> GIVEN REQUEST
Using the entries that follow, collect the lines where the word "Mode" appears.

* START *

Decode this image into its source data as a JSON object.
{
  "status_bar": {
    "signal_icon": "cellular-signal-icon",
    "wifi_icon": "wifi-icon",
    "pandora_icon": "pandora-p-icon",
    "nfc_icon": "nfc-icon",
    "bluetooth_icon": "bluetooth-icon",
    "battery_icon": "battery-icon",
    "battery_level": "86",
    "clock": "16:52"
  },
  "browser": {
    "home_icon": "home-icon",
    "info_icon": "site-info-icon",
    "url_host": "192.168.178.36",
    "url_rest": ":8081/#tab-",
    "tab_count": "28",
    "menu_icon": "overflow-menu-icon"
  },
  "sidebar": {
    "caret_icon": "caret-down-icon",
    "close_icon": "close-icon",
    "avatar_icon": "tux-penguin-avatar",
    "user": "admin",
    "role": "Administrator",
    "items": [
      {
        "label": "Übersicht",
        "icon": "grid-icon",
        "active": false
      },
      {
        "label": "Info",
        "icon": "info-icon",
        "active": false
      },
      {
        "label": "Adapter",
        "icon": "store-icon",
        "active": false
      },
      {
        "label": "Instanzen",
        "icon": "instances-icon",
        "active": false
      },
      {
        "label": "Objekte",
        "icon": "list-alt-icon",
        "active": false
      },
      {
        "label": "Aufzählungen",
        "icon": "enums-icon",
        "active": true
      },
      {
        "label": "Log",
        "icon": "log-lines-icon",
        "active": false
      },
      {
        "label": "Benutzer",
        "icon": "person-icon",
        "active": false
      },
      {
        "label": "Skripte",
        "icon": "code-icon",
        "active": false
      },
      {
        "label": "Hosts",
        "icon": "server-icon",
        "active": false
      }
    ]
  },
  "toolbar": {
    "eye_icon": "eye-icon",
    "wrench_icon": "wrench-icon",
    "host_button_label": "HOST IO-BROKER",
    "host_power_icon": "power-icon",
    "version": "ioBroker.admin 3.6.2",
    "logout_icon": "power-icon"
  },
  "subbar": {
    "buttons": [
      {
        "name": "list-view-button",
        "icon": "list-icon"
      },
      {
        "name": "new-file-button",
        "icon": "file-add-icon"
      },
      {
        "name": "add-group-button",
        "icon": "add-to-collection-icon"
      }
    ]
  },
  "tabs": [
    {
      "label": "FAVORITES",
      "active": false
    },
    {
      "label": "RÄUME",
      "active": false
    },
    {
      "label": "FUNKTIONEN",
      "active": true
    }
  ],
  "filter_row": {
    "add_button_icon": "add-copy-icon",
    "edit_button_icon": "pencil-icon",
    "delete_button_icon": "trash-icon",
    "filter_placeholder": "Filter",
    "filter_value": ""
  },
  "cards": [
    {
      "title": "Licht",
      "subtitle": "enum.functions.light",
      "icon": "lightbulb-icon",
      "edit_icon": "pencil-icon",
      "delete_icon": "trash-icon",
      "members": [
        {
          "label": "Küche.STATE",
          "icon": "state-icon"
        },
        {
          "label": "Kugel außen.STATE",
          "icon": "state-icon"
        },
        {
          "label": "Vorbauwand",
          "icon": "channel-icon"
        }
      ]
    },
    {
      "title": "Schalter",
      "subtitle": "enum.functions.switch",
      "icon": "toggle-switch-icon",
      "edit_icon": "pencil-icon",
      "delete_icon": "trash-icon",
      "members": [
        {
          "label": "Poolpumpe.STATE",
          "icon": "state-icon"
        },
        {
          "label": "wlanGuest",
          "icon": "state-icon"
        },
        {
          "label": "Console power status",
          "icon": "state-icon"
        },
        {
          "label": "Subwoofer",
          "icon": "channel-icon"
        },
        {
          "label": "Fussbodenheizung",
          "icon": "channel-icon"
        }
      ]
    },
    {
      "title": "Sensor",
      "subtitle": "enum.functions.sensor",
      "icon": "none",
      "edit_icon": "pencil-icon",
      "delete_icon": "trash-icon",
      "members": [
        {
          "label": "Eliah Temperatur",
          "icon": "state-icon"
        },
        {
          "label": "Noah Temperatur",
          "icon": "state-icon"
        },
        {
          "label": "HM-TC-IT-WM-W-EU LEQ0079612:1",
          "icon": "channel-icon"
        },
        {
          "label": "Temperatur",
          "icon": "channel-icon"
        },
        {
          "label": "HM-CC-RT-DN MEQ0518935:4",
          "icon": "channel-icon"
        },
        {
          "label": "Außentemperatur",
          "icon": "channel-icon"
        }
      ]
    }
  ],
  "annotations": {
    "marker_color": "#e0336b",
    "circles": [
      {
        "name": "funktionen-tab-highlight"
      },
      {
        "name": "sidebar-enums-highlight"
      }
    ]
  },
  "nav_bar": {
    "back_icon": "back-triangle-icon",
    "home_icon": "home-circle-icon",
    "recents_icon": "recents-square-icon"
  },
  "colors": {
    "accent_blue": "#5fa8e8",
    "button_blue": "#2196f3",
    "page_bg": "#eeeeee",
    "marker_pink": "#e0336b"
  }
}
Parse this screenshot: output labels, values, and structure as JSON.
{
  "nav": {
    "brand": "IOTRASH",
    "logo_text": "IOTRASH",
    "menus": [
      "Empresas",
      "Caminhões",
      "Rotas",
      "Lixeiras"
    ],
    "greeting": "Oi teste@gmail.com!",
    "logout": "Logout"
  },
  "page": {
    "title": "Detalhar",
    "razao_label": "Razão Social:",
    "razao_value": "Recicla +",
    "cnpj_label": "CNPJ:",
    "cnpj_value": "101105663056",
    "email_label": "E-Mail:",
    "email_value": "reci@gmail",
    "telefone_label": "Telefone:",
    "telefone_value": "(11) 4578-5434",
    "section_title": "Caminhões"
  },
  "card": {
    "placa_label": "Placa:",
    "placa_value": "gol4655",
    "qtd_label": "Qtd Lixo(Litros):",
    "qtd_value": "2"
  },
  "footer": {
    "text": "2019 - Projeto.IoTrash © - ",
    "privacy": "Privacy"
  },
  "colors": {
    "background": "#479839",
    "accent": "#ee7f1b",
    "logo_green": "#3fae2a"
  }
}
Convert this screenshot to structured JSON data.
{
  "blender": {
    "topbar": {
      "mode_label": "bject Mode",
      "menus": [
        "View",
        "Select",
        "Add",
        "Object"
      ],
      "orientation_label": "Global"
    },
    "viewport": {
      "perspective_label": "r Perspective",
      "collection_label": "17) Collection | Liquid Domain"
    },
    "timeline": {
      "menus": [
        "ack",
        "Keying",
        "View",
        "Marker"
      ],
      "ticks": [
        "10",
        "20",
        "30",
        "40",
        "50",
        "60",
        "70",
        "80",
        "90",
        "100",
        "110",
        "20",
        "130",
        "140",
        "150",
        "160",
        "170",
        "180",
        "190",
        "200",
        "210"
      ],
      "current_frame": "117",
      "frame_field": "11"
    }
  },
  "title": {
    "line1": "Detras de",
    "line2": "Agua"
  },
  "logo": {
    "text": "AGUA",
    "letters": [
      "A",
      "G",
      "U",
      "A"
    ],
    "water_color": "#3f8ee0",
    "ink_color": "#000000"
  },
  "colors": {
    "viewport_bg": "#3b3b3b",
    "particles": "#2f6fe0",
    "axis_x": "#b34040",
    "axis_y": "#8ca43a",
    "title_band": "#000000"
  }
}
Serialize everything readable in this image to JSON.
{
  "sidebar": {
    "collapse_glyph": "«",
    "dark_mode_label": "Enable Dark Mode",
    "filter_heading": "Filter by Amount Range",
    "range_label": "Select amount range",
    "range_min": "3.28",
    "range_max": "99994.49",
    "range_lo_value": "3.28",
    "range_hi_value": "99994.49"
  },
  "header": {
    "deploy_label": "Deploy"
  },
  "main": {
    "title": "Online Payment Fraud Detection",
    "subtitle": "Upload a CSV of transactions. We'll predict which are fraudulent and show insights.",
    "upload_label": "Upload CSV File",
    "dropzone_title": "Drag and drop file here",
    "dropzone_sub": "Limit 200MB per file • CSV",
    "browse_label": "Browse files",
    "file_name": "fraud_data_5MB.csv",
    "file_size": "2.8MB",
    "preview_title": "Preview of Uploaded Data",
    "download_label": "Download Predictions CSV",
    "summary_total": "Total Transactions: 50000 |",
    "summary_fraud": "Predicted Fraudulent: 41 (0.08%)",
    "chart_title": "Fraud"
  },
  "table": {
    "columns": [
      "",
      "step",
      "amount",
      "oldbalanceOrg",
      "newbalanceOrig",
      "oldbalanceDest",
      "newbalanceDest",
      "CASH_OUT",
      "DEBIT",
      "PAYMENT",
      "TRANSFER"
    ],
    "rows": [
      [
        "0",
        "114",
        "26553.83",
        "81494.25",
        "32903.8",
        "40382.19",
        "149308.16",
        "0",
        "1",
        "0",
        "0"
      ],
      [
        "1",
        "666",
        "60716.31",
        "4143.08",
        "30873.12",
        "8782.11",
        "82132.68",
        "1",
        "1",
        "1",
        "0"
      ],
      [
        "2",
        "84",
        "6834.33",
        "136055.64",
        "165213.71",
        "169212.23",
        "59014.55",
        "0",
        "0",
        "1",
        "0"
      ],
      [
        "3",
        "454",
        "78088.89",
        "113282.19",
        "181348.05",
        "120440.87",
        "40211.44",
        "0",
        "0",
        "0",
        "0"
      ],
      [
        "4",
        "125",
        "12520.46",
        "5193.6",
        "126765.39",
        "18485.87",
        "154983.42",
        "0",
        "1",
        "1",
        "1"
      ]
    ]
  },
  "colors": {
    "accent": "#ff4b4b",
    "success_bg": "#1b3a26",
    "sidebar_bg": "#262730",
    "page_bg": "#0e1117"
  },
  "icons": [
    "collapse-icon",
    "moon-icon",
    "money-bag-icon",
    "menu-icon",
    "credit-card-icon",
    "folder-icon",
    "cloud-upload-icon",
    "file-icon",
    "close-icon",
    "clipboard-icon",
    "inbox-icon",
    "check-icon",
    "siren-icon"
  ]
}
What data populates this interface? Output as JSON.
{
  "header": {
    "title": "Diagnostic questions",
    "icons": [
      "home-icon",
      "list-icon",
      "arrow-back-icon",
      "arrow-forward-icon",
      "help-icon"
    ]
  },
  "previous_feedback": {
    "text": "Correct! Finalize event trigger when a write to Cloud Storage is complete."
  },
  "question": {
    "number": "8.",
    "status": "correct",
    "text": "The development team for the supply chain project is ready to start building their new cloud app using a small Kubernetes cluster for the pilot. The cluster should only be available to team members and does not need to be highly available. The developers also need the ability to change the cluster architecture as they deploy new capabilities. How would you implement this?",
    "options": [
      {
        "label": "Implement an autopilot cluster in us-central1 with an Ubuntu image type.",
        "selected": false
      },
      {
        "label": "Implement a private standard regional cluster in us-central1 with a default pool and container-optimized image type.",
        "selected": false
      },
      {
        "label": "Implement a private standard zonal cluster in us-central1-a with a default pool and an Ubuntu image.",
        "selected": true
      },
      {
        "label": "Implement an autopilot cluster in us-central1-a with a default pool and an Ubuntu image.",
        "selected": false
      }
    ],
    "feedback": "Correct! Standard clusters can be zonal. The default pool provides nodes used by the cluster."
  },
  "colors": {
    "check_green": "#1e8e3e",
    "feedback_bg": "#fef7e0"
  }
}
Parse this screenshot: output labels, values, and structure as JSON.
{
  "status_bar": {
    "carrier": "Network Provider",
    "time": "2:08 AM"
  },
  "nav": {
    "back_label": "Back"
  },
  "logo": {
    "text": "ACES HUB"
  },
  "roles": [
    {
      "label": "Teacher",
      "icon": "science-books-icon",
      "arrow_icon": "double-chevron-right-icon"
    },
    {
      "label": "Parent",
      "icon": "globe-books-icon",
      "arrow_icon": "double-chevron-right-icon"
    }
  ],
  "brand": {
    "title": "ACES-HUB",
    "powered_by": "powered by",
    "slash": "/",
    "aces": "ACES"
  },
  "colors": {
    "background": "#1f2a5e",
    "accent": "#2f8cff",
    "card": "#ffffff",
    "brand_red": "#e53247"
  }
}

* END *

> REPLY TO THE EXERCISE
      "mode_label": "bject Mode",
    "dark_mode_label": "Enable Dark Mode",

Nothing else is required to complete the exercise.